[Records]
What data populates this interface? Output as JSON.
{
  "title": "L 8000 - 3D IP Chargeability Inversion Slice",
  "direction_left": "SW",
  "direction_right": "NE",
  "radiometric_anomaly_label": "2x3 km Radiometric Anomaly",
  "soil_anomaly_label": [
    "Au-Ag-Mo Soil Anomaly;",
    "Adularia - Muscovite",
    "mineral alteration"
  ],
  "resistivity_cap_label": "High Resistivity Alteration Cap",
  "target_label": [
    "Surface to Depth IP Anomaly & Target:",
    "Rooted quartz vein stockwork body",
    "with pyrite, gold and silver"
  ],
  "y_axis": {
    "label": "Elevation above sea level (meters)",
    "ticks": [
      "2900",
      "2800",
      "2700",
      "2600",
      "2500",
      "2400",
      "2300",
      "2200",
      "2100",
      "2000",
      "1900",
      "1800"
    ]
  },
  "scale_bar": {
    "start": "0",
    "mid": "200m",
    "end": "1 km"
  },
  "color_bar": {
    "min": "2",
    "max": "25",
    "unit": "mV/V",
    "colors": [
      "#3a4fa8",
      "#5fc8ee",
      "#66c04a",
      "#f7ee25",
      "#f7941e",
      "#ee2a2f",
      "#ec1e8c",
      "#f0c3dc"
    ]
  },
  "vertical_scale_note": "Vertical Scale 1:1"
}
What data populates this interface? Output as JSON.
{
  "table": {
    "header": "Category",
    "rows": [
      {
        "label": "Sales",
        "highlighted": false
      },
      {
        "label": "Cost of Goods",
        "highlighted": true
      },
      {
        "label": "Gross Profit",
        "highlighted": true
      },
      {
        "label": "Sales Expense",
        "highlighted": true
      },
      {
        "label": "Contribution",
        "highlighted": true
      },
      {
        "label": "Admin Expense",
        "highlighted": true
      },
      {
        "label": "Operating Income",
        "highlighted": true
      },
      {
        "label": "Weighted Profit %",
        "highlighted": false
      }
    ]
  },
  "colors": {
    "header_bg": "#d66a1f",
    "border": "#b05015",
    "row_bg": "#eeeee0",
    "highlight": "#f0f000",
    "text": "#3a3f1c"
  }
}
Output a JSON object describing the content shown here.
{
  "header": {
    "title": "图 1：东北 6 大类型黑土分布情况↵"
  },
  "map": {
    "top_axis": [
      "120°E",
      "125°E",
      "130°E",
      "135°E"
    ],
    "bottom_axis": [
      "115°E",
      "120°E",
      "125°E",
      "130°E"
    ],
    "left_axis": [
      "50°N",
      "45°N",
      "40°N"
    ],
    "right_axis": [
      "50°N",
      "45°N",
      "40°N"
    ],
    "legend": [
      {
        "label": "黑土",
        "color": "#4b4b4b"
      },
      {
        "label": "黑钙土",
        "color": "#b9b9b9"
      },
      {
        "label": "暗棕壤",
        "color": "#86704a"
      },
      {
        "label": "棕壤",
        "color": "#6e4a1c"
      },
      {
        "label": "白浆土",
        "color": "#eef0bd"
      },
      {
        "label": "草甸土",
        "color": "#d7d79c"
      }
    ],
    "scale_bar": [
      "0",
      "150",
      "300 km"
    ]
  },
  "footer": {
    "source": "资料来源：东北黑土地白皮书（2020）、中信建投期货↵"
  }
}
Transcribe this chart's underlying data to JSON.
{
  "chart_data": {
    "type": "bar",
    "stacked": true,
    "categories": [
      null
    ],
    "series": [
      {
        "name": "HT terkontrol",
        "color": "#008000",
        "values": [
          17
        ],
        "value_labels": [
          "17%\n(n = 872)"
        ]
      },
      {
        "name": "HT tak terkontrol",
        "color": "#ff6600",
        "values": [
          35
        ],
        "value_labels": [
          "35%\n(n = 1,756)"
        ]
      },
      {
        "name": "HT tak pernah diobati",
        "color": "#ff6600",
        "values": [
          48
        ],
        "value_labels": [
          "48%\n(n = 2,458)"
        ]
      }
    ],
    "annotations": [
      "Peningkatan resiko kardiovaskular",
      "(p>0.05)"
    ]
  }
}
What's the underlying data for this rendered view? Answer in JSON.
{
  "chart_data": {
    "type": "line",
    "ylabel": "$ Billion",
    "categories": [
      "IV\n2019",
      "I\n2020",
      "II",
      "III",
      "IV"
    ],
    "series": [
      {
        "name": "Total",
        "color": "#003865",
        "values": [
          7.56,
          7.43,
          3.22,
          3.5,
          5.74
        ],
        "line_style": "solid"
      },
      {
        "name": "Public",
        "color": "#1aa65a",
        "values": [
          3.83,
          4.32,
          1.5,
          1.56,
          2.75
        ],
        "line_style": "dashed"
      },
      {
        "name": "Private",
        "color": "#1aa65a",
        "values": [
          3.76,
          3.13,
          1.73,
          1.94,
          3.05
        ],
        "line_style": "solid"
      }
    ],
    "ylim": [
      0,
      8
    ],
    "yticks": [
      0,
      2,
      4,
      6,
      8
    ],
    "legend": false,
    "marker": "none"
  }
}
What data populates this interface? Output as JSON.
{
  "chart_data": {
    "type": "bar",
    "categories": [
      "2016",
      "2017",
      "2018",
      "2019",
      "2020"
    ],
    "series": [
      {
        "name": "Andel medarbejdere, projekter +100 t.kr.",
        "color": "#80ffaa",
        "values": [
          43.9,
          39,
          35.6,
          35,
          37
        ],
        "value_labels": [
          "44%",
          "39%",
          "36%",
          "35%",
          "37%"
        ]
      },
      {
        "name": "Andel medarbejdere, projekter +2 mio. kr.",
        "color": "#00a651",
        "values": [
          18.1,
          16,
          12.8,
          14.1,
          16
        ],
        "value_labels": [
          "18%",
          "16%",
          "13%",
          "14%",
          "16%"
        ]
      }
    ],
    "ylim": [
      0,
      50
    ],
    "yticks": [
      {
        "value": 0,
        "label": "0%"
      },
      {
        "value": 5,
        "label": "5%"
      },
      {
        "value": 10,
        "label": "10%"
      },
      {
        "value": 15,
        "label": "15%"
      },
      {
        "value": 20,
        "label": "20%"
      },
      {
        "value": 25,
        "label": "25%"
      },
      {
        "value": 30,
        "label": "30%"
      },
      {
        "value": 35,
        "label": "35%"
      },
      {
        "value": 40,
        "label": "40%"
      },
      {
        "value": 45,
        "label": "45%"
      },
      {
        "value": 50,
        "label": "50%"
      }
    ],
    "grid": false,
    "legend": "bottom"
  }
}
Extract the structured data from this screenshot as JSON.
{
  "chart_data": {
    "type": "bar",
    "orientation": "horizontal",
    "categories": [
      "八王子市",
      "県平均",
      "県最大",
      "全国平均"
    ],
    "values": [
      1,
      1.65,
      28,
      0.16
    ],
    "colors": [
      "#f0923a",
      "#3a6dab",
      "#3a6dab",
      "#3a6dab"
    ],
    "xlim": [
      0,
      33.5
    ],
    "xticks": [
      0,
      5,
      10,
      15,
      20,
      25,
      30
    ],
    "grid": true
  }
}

• What is needed
From the entries above, copy each line holding "false".

• Complete response
        "highlighted": false
        "highlighted": false
    "legend": false,
    "grid": false,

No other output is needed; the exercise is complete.